▶ **STATED GOAL**
How many lines in the entries below contain the string "PointNet"? Reply with the number only.

▶ **INPUT ROWS**
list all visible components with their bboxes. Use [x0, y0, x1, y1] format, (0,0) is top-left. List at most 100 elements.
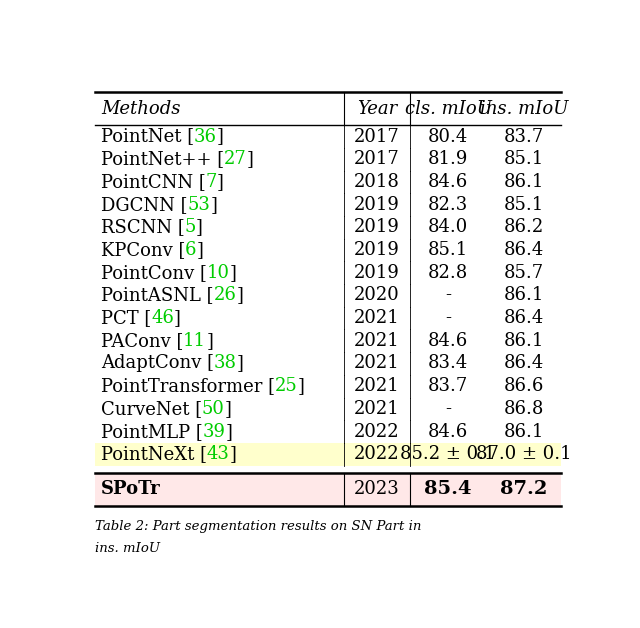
Bar: [95, 398, 561, 420]
Bar: [95, 239, 561, 261]
Text: 84.0: 84.0: [428, 219, 468, 236]
Text: ]: ]: [225, 400, 232, 418]
Text: 2017: 2017: [354, 127, 400, 146]
Text: 85.4: 85.4: [424, 480, 472, 498]
Text: ]: ]: [237, 354, 244, 372]
Text: 85.1: 85.1: [428, 241, 468, 259]
Bar: [95, 171, 561, 193]
Text: 10: 10: [207, 264, 230, 282]
Text: 53: 53: [188, 195, 210, 214]
Bar: [95, 284, 561, 306]
Text: ]: ]: [217, 127, 224, 146]
Text: 86.2: 86.2: [504, 219, 544, 236]
Text: 87.0 ± 0.1: 87.0 ± 0.1: [476, 445, 572, 463]
Bar: [95, 375, 561, 398]
Text: ins. mIoU: ins. mIoU: [479, 100, 568, 117]
Text: AdaptConv [: AdaptConv [: [101, 354, 214, 372]
Text: 2021: 2021: [354, 377, 400, 395]
Bar: [95, 443, 561, 465]
Text: Methods: Methods: [101, 100, 180, 117]
Text: 85.2 ± 0.1: 85.2 ± 0.1: [400, 445, 496, 463]
Text: 85.1: 85.1: [504, 195, 544, 214]
Text: KPConv [: KPConv [: [101, 241, 185, 259]
Text: 6: 6: [185, 241, 196, 259]
Text: 2022: 2022: [354, 423, 400, 441]
Text: 50: 50: [202, 400, 225, 418]
Text: 86.1: 86.1: [504, 423, 544, 441]
Text: PointNet [: PointNet [: [101, 127, 194, 146]
Text: 86.4: 86.4: [504, 354, 544, 372]
Text: 85.7: 85.7: [504, 264, 544, 282]
Text: 43: 43: [207, 445, 230, 463]
Text: PointTransformer [: PointTransformer [: [101, 377, 275, 395]
Text: 2021: 2021: [354, 400, 400, 418]
Text: ]: ]: [174, 309, 181, 327]
Text: 86.4: 86.4: [504, 309, 544, 327]
Text: 86.4: 86.4: [504, 241, 544, 259]
Text: 38: 38: [214, 354, 237, 372]
Text: ]: ]: [230, 445, 237, 463]
Text: PAConv [: PAConv [: [101, 332, 183, 350]
Text: 86.1: 86.1: [504, 286, 544, 305]
Bar: [95, 306, 561, 330]
Text: -: -: [445, 400, 451, 418]
Text: 84.6: 84.6: [428, 332, 468, 350]
Text: 7: 7: [205, 173, 217, 191]
Text: PointCNN [: PointCNN [: [101, 173, 205, 191]
Text: 86.6: 86.6: [504, 377, 544, 395]
Text: 2019: 2019: [354, 264, 400, 282]
Bar: [95, 420, 561, 443]
Text: 84.6: 84.6: [428, 423, 468, 441]
Bar: [95, 148, 561, 171]
Text: 2021: 2021: [354, 332, 400, 350]
Text: 2018: 2018: [354, 173, 400, 191]
Text: 11: 11: [183, 332, 206, 350]
Text: -: -: [445, 309, 451, 327]
Text: ]: ]: [246, 150, 253, 168]
Text: 85.1: 85.1: [504, 150, 544, 168]
Text: PointASNL [: PointASNL [: [101, 286, 213, 305]
Text: 2019: 2019: [354, 219, 400, 236]
Text: Table 2: Part segmentation results on SN Part in: Table 2: Part segmentation results on SN…: [95, 520, 421, 533]
Text: ]: ]: [217, 173, 224, 191]
Text: 81.9: 81.9: [428, 150, 468, 168]
Text: 2017: 2017: [354, 150, 400, 168]
Text: 83.7: 83.7: [504, 127, 544, 146]
Text: 87.2: 87.2: [500, 480, 547, 498]
Text: ]: ]: [225, 423, 232, 441]
Text: 39: 39: [203, 423, 225, 441]
Bar: [95, 473, 561, 506]
Text: 2021: 2021: [354, 354, 400, 372]
Text: 25: 25: [275, 377, 298, 395]
Text: Year: Year: [357, 100, 397, 117]
Text: 26: 26: [213, 286, 236, 305]
Text: 5: 5: [184, 219, 196, 236]
Text: -: -: [445, 286, 451, 305]
Text: ]: ]: [196, 219, 203, 236]
Text: CurveNet [: CurveNet [: [101, 400, 202, 418]
Text: cls. mIoU: cls. mIoU: [404, 100, 492, 117]
Text: ]: ]: [196, 241, 204, 259]
Bar: [95, 216, 561, 239]
Text: 86.1: 86.1: [504, 173, 544, 191]
Text: 36: 36: [194, 127, 217, 146]
Text: ]: ]: [206, 332, 213, 350]
Text: DGCNN [: DGCNN [: [101, 195, 188, 214]
Text: PCT [: PCT [: [101, 309, 151, 327]
Text: 2019: 2019: [354, 241, 400, 259]
Text: 27: 27: [224, 150, 246, 168]
Text: ]: ]: [210, 195, 217, 214]
Bar: [95, 125, 561, 148]
Text: 80.4: 80.4: [428, 127, 468, 146]
Bar: [95, 330, 561, 352]
Text: 82.8: 82.8: [428, 264, 468, 282]
Text: 86.1: 86.1: [504, 332, 544, 350]
Text: 84.6: 84.6: [428, 173, 468, 191]
Text: ins. mIoU: ins. mIoU: [95, 542, 160, 555]
Text: 83.4: 83.4: [428, 354, 468, 372]
Text: 2022: 2022: [354, 445, 400, 463]
Text: ]: ]: [236, 286, 243, 305]
Text: RSCNN [: RSCNN [: [101, 219, 184, 236]
Text: PointNet++ [: PointNet++ [: [101, 150, 224, 168]
Text: 2020: 2020: [354, 286, 400, 305]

▶ **FULL SOLUTION**
2